**DATA SHOWN:**
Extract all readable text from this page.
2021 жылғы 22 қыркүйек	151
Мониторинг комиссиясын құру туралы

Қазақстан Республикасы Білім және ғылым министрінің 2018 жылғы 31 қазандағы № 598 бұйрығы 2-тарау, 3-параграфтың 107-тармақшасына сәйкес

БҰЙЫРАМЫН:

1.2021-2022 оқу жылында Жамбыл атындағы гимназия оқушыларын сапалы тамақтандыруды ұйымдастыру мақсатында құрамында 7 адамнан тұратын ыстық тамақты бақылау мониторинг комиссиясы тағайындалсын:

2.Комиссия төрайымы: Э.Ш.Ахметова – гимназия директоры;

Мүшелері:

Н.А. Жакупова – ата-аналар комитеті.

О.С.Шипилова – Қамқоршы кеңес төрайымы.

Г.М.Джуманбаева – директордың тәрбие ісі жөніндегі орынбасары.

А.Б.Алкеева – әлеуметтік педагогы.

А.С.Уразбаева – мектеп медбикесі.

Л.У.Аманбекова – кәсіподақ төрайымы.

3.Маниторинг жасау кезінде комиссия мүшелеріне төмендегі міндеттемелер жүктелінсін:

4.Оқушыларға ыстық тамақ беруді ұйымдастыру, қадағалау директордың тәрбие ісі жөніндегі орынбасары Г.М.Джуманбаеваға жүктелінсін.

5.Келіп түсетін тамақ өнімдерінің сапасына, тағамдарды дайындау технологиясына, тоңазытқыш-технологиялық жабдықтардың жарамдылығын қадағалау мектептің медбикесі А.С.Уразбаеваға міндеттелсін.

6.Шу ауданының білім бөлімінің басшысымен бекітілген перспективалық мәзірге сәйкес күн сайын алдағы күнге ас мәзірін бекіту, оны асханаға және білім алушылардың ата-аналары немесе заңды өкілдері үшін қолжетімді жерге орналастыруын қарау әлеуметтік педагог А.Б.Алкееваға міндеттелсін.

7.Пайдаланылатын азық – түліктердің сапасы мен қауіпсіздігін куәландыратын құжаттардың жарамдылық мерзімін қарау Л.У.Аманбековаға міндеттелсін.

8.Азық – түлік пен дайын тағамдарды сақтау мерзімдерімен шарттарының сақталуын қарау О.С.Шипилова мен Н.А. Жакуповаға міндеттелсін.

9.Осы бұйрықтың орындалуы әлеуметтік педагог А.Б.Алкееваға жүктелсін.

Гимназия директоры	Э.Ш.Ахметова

**PROBLEM:** Pick out every line holding the string "тағамдарды" and return it.

**TASK RESULT:**
5.Келіп түсетін тамақ өнімдерінің сапасына, тағамдарды дайындау технологиясына, тоңазытқыш-технологиялық жабдықтардың жарамдылығын қадағалау мектептің медбикесі А.С.Уразбаеваға міндеттелсін.
8.Азық – түлік пен дайын тағамдарды сақтау мерзімдерімен шарттарының сақталуын қарау О.С.Шипилова мен Н.А. Жакуповаға міндеттелсін.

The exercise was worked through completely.